Pick up the article on the two Peace Corps volunteers after its final sentence and keep writing it.

EXCERPT:
((
Peace Corps ambassadors seek to destroy myths

By Juan Montoya

WORTHINGTON " While U.S. soldiers trudge through Philippine jungles seeking to destroy Muslim insurgents, Dawn Blankenship wants to instruct Filipino teachers how to communicate with deaf students.

And while diplomats talk crossways at each other, Mike Goettig tries to guide Peace Corps volunteers through the subtleties of teaching Chinese students how to communicate in English.

Never mind the SARS scare in China or the Al-Qaida links to the Philippine archipelago. The two Worthington natives and high school graduates say that serving in the Peace Corps gives them a chance to prove to the rest of the world that the United States stands for more than military might.

"I want to show the rest of the world that America means more than bombs," said Blankenship, 32, a social worker with an organization in Minneapolis which assists the hard of hearing. "I want to change how people perceive America."

Blankenship will get a chance to show Filipino teachers how to teach deaf children. Scheduled to leave in July, she said the current troubles with Islamic insurgents will not affect her stay there.

"I am not going to be in Mindanao, where they"re having those problems," she said. "I really want to learn how to do sign language in Tlalog."

Goettig, who has spent the last seven years in China with the Corps, said he started teaching Chinese students English. Just back from that country this May, he said the Peace Corps had pulled out all its volunteers and contractors in response to the SARS scare.

"I started seven years ago as a volunteer, and later I started working on contract with the Peace Corps," he said. "China didn"t start admitting Peace Corps volunteers until 1993, so the program is relatively new. Right now all the trips are cancelled, and we"ve been on a holding pattern since the beginning of April until the government decides it"s safe to let us back in."

Goettig, 30, has served in Yunnan and in Sichuan province since 1996. He said when people talk about China, they sometimes underestimate the vastness of the country and the number of people who live there.

"Everything there is done with huge numbers," he said. "Lijian has more than a million people, and it"s considered a small town."

The Chinese, he said, are avowed fanatics of video games, and take easily to the computerized world of the Internet and the World Wide Web. After teaching English as a Second Language classes, he was contracted to write programs for a Web site. During the time he was in the country, there were events that shaped the politics of the country and impacted the international stage.
))
[Data excerpts]
((
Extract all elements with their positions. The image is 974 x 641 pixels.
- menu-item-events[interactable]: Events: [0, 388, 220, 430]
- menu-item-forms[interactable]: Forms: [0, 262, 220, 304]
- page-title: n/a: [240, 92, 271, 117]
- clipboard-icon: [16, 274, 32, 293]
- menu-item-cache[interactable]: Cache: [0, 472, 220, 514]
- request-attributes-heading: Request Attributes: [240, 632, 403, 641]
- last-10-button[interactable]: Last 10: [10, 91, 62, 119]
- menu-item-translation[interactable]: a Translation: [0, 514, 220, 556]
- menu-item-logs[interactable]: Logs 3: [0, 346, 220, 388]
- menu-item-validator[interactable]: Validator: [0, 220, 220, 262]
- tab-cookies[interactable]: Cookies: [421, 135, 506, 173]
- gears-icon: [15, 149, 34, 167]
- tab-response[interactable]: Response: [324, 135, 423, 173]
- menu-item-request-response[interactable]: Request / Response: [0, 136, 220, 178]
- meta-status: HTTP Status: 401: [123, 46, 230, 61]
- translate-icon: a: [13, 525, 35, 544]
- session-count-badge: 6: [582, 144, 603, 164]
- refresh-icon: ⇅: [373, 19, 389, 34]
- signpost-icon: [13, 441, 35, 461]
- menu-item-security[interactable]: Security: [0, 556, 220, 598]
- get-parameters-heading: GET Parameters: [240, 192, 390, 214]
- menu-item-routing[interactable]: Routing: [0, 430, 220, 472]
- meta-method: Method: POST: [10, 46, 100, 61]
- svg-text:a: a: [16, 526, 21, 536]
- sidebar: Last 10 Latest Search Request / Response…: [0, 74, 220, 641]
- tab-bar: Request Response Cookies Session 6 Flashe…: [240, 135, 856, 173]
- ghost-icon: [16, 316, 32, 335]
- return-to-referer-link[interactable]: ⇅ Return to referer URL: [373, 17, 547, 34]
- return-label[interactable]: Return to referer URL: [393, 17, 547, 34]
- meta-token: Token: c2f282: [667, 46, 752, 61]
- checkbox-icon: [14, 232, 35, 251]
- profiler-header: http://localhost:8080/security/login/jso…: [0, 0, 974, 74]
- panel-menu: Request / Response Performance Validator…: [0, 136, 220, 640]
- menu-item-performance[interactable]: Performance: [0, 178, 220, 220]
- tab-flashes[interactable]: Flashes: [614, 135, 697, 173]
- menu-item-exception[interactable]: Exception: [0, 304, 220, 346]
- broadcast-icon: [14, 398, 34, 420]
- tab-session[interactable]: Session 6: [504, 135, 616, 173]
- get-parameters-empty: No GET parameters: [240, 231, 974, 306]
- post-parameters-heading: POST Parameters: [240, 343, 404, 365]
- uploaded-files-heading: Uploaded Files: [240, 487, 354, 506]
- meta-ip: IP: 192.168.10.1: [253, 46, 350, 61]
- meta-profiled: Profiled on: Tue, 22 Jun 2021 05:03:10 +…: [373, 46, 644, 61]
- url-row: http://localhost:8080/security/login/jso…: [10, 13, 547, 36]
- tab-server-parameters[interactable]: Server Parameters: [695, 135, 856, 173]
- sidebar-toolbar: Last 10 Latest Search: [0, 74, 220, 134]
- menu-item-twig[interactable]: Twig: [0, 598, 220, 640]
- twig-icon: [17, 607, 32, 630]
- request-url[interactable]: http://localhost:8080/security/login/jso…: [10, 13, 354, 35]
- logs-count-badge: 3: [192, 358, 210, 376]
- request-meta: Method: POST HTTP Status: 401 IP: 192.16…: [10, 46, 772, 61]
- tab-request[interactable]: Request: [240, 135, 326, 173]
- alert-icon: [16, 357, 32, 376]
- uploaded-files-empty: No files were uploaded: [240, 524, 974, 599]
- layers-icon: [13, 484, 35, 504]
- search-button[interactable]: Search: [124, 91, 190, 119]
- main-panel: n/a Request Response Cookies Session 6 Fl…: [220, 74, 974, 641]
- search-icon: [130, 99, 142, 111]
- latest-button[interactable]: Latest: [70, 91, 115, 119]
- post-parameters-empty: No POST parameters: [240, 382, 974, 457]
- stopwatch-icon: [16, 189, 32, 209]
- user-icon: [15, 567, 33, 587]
))
REPLY:
"I was there when the United States bombed the Chinese embassy in Kosovo," he recalled. "And I was also there during the incident when a United States reconnaissance plane downed the Chinese jet. The government handled both very differently. In the case of the embassy, there were protests in the street almost every day. During the jet plane incident, there was hardly anyone around."

Goettig, now 30, said he joined the Peace Corps while in graduate school in Mankato. He said he joined to see the world for himself.

"I"ve always wanted to travel," he said. "But I knew I just didn"t want to pass through. When they offered me China, I just took it."

He is now able to speak Mandarin and Cantonese and can work his way through a Chinese menu.

"I"ve become something of a snob," he said. "Most of the time I know the food that is served in restaurants is nothing like authentic Chinese cooking. I also complain that I have to pay $15 instead of 25 cents for the food."

Blankenship said she joined the Corps partly as a response to the 9-11 terrorist attacks.

"I wanted to show other people that Americans just don"t come and take over their country," she said. "I teach people with disabilities, and I wanted to do something with meaningful results."

Likewise, Goettig said that having witnessed the perception of the United States abroad, he sees his role as a representative of this country as an opportunity to smash the stereotypical myth people overseas have of Americans.

"This is one way of putting a human face on the monolith called America," he said. "I saw how important it is to have Peace Corps volunteers to show people how we really are."